━━━ Dataset entries

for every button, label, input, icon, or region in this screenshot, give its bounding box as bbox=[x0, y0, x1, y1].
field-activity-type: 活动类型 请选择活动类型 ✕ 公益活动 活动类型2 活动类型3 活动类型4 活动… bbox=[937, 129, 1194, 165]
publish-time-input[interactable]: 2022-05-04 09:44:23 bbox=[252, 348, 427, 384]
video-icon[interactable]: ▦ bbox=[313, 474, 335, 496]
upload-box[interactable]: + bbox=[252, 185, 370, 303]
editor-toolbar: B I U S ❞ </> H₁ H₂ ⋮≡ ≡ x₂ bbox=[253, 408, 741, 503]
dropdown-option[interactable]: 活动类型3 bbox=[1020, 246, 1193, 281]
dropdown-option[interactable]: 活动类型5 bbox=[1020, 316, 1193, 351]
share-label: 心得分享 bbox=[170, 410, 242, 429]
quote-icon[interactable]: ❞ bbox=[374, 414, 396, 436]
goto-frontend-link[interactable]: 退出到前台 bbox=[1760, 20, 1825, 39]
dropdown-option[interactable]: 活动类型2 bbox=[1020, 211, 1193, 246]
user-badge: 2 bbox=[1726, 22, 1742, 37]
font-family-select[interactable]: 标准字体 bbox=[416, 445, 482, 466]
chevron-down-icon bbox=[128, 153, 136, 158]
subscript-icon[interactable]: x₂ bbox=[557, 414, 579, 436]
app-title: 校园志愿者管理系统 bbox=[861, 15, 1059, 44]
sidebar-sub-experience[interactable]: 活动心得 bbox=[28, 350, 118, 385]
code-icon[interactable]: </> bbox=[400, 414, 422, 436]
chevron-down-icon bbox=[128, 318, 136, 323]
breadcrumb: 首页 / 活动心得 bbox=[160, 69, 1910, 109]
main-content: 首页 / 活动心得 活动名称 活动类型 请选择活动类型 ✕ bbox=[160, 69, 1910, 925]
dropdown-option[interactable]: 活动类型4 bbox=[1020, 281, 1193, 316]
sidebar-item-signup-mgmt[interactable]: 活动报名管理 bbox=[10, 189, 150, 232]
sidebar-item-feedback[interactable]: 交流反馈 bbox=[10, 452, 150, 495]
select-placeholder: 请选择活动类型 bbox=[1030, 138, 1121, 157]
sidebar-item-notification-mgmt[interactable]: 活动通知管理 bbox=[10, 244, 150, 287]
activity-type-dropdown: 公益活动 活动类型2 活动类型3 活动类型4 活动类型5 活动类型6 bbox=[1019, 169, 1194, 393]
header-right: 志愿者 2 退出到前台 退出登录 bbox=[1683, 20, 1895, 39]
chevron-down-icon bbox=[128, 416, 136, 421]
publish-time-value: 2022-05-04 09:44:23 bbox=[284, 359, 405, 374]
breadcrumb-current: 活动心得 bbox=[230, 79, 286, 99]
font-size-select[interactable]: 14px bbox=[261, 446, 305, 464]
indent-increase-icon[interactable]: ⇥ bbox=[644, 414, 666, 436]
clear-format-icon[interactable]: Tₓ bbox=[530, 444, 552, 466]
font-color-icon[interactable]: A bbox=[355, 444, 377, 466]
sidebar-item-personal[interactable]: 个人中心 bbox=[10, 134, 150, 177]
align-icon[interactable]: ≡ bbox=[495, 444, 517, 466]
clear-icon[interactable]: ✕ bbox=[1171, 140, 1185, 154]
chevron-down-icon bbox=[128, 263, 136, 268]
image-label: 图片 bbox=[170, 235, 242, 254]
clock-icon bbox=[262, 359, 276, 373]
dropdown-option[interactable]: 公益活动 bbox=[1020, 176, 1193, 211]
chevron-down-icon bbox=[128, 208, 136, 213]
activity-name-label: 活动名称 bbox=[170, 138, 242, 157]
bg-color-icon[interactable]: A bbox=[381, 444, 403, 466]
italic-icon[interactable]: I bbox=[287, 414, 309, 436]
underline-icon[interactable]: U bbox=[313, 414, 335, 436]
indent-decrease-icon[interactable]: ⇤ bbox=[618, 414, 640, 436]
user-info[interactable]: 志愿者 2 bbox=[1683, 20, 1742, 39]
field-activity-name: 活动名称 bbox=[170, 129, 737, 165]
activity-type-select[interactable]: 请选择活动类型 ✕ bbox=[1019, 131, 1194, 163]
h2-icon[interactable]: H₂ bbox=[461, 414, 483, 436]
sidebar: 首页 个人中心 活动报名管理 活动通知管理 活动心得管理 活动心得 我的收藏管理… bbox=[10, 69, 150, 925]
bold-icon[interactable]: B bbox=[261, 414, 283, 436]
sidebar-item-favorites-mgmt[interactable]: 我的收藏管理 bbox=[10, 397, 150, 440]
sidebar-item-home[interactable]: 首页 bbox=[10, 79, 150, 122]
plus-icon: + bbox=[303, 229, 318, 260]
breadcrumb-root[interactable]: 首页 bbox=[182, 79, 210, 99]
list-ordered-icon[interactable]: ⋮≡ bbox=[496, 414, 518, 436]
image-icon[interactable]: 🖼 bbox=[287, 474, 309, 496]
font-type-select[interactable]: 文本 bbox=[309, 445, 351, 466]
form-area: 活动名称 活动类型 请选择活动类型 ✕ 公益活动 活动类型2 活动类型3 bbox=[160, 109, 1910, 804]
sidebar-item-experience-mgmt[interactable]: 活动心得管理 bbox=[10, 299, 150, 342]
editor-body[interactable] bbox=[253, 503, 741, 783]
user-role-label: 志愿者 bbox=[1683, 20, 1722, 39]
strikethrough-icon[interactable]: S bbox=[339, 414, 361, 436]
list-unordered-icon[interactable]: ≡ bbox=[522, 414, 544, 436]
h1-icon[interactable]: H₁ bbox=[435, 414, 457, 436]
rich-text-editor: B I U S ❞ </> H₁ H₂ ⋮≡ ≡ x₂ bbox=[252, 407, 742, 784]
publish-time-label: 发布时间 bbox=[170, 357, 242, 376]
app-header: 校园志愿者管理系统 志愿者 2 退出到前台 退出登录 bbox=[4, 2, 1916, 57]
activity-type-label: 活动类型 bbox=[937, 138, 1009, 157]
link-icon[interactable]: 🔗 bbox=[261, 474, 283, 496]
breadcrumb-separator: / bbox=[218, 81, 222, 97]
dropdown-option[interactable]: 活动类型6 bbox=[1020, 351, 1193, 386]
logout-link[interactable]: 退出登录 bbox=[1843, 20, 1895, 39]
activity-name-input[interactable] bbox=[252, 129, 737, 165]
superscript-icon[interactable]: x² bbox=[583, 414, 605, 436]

━━━━━━

## Directions
Show each line of the data that contains the string "time". Case matters.

## Reply
publish-time-input[interactable]: 2022-05-04 09:44:23 bbox=[252, 348, 427, 384]
publish-time-value: 2022-05-04 09:44:23 bbox=[284, 359, 405, 374]
publish-time-label: 发布时间 bbox=[170, 357, 242, 376]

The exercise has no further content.